Directions:
Write out, word for word, every line from the one containing "Convert this screenshot" through the last line of the records below, both ends included.

Exercise inputs:
^^^^

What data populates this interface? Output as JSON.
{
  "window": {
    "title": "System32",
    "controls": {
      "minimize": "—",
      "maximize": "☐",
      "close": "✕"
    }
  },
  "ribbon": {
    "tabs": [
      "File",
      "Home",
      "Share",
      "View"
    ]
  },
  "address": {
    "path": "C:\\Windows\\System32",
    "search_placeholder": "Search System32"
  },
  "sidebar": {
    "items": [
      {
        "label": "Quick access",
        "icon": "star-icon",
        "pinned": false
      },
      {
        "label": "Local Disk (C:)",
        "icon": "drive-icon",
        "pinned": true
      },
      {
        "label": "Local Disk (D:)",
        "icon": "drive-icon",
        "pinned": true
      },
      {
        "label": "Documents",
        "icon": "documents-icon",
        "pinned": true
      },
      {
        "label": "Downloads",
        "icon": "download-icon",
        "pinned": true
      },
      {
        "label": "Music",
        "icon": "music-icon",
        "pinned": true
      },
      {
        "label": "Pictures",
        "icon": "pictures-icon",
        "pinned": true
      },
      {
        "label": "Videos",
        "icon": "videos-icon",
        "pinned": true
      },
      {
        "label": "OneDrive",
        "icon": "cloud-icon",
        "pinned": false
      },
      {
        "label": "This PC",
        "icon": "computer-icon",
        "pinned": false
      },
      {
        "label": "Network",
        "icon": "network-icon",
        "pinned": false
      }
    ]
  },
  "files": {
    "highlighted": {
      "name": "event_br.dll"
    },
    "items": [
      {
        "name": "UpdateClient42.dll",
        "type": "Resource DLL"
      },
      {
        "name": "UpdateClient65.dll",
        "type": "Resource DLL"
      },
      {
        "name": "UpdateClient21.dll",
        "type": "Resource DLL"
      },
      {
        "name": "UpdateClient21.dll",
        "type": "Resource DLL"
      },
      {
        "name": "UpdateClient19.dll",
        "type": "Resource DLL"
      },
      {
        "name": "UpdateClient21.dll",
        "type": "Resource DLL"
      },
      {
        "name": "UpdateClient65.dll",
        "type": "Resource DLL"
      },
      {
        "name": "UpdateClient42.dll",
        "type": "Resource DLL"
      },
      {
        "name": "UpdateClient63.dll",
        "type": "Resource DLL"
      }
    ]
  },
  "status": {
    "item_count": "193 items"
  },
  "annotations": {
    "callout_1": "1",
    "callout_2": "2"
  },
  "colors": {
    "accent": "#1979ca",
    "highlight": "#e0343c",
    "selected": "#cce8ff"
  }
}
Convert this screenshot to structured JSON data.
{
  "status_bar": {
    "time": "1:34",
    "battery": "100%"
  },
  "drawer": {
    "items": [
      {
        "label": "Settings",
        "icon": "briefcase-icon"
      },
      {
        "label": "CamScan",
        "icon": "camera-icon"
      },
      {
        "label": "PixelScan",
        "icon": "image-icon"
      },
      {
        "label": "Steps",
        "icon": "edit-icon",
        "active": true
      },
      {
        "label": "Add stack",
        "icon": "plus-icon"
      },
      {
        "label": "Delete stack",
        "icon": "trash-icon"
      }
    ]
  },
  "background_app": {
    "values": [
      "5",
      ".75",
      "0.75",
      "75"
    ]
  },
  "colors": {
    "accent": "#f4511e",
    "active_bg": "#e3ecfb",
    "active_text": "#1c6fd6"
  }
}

^^^^

Task output:
Convert this screenshot to structured JSON data.
{
  "status_bar": {
    "time": "1:34",
    "battery": "100%"
  },
  "drawer": {
    "items": [
      {
        "label": "Settings",
        "icon": "briefcase-icon"
      },
      {
        "label": "CamScan",
        "icon": "camera-icon"
      },
      {
        "label": "PixelScan",
        "icon": "image-icon"
      },
      {
        "label": "Steps",
        "icon": "edit-icon",
        "active": true
      },
      {
        "label": "Add stack",
        "icon": "plus-icon"
      },
      {
        "label": "Delete stack",
        "icon": "trash-icon"
      }
    ]
  },
  "background_app": {
    "values": [
      "5",
      ".75",
      "0.75",
      "75"
    ]
  },
  "colors": {
    "accent": "#f4511e",
    "active_bg": "#e3ecfb",
    "active_text": "#1c6fd6"
  }
}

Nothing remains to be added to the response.